▸ Stated goal:
Reproduce the lines below exactly, from the one containing "Convert this chart to structured JSON data." through the one containing "Extract the structured", both included. Leave out any pictures.

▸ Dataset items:
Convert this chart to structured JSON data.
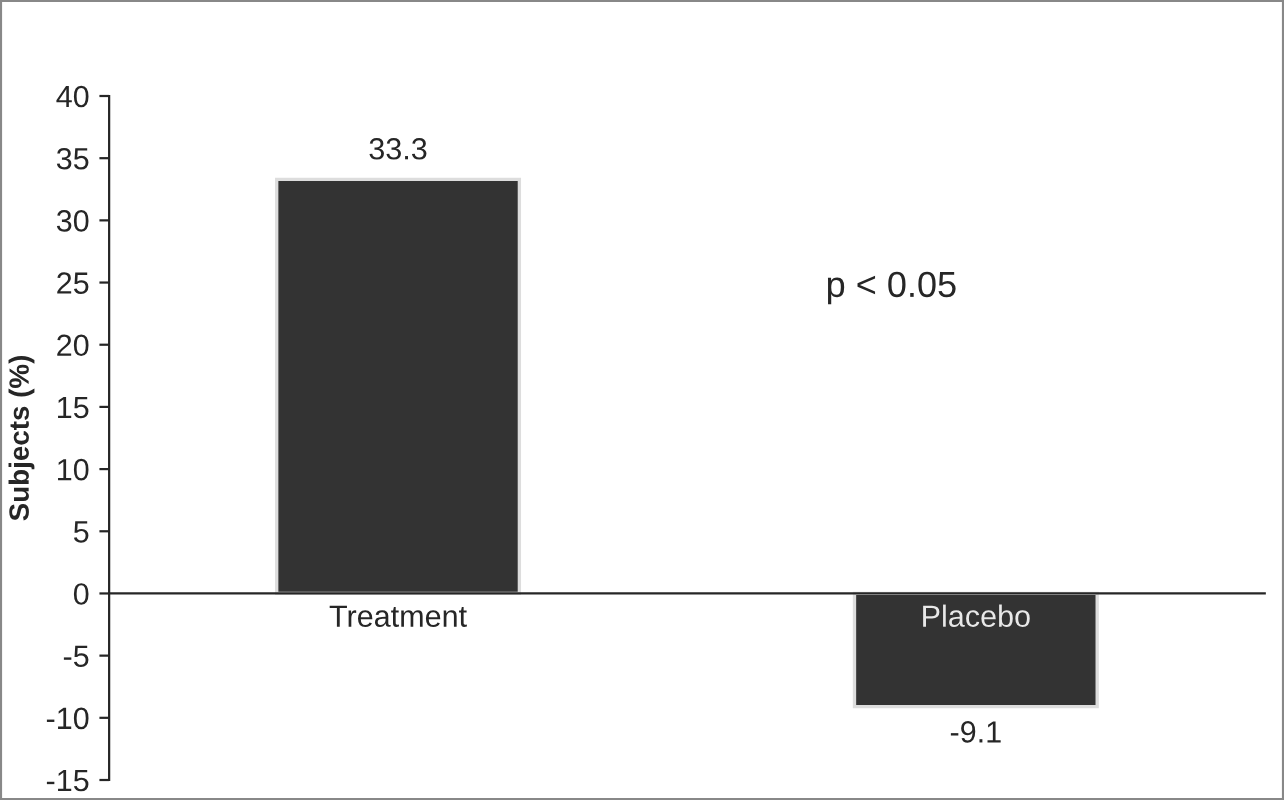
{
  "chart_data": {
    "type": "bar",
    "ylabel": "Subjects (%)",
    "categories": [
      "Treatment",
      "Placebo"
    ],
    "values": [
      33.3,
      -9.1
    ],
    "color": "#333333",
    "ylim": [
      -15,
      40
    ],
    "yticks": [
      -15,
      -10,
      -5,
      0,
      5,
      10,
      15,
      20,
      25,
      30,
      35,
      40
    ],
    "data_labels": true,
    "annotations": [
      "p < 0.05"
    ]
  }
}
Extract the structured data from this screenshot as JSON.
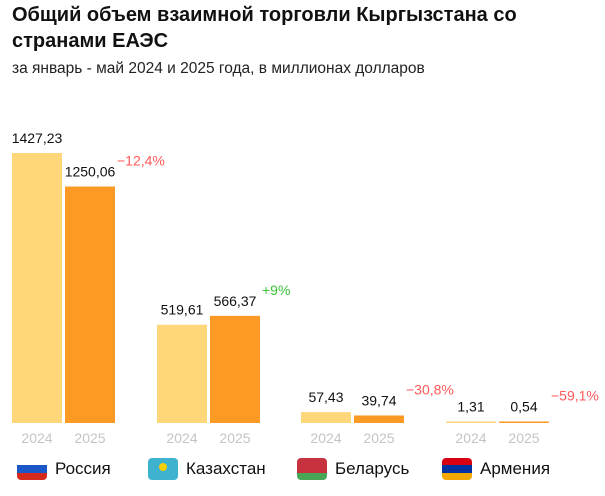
* * *
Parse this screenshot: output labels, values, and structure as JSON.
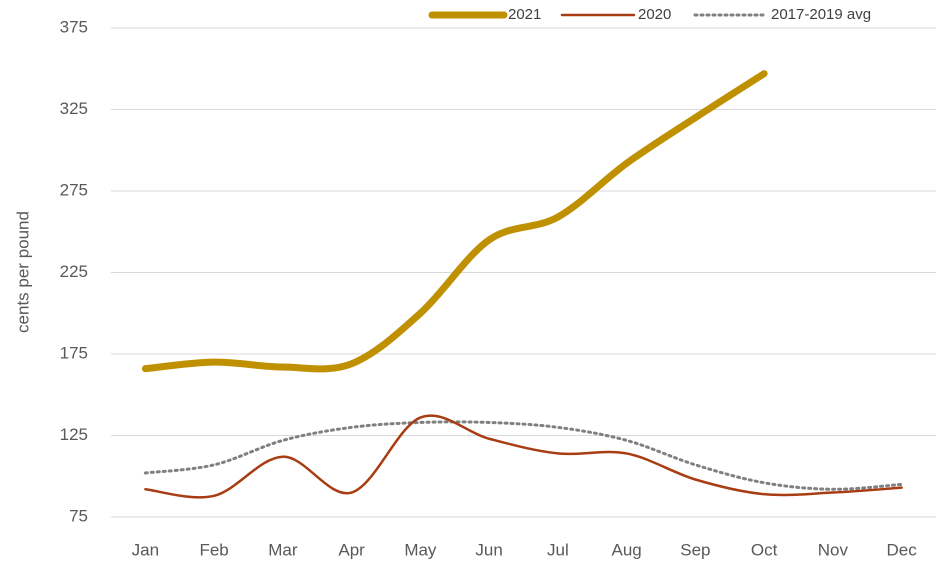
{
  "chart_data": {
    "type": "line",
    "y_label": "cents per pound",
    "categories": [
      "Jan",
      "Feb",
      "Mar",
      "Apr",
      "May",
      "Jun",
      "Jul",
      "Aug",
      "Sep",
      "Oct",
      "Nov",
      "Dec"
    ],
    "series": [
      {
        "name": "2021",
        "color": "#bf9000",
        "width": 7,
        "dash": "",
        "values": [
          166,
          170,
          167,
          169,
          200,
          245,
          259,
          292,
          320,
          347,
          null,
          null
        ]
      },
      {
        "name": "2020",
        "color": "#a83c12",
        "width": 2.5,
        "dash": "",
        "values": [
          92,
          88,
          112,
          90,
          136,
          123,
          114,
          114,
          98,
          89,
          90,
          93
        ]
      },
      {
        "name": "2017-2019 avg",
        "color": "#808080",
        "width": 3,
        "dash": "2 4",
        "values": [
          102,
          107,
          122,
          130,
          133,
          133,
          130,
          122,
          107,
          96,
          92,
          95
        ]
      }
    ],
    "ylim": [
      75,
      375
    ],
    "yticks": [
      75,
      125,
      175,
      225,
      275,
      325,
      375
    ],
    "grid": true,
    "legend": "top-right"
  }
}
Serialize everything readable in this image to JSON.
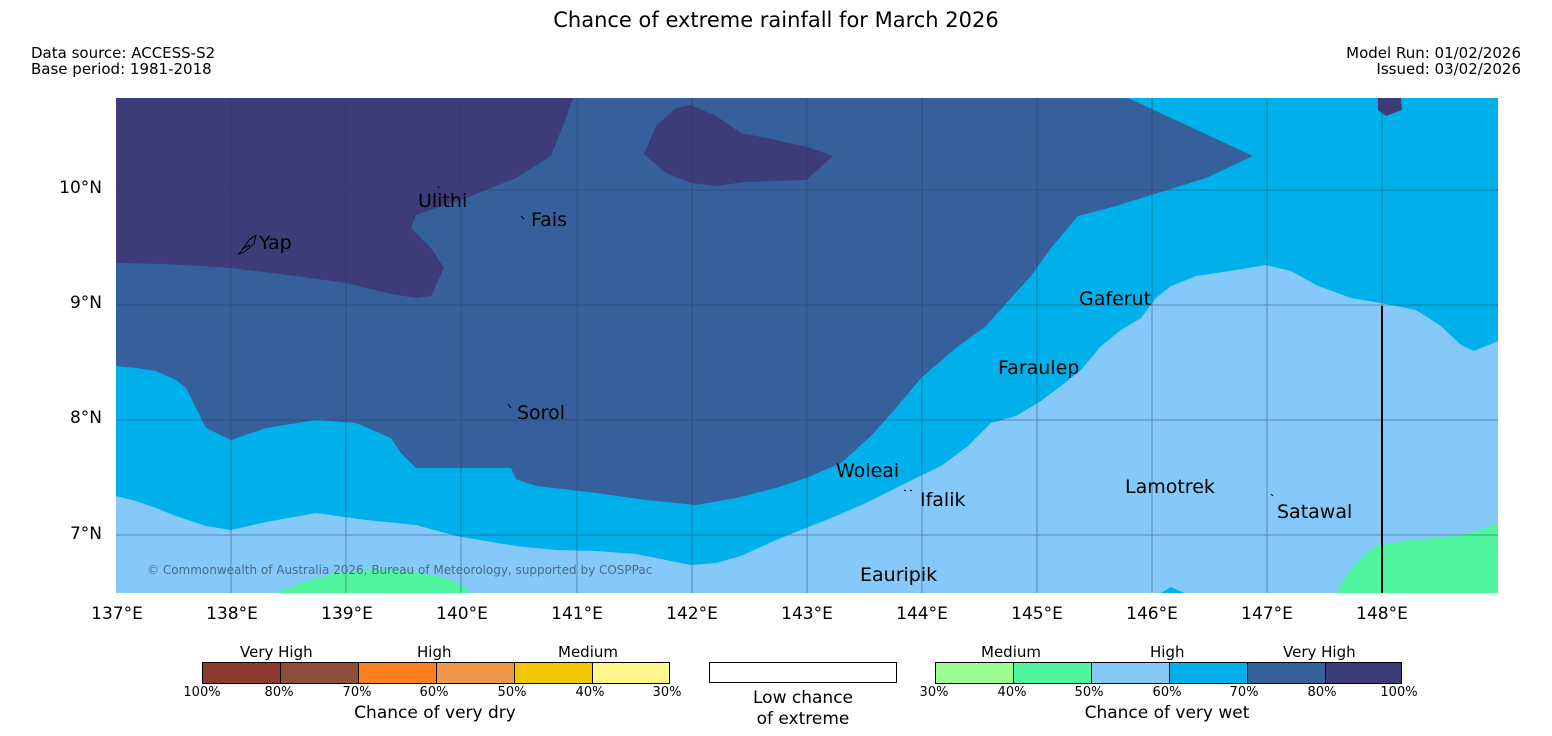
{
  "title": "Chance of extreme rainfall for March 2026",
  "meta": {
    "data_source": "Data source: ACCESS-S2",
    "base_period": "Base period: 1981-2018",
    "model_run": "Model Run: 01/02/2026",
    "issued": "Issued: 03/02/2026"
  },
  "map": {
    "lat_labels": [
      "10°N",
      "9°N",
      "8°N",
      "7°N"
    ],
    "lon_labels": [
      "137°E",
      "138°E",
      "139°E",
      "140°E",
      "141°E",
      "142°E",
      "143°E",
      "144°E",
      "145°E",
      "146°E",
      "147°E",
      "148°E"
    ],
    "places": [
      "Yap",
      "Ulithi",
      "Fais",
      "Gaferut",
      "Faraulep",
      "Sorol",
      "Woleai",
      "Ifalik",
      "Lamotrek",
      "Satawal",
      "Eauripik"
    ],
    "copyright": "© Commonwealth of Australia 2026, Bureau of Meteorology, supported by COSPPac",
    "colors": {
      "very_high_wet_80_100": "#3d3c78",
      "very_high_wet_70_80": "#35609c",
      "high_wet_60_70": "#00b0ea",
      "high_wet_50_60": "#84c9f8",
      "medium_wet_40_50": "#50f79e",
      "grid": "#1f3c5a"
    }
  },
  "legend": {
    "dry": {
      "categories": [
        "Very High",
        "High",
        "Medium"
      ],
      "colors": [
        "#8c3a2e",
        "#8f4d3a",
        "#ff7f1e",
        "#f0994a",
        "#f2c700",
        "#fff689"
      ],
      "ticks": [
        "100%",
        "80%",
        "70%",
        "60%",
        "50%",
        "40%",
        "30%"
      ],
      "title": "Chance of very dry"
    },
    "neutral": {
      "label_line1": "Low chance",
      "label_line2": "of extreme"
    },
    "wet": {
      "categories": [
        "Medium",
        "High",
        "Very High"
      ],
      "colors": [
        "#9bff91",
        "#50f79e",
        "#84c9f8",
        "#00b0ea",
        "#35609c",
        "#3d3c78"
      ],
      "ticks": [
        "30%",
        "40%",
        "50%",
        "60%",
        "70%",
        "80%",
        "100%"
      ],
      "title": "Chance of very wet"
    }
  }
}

▸ Response to the exercise:
Convert this chart to structured JSON data.
{
  "chart_data": {
    "type": "bar",
    "ylabel": "Subjects (%)",
    "categories": [
      "Treatment",
      "Placebo"
    ],
    "values": [
      33.3,
      -9.1
    ],
    "color": "#333333",
    "ylim": [
      -15,
      40
    ],
    "yticks": [
      -15,
      -10,
      -5,
      0,
      5,
      10,
      15,
      20,
      25,
      30,
      35,
      40
    ],
    "data_labels": true,
    "annotations": [
      "p < 0.05"
    ]
  }
}
Extract the structured data from this screenshot as JSON.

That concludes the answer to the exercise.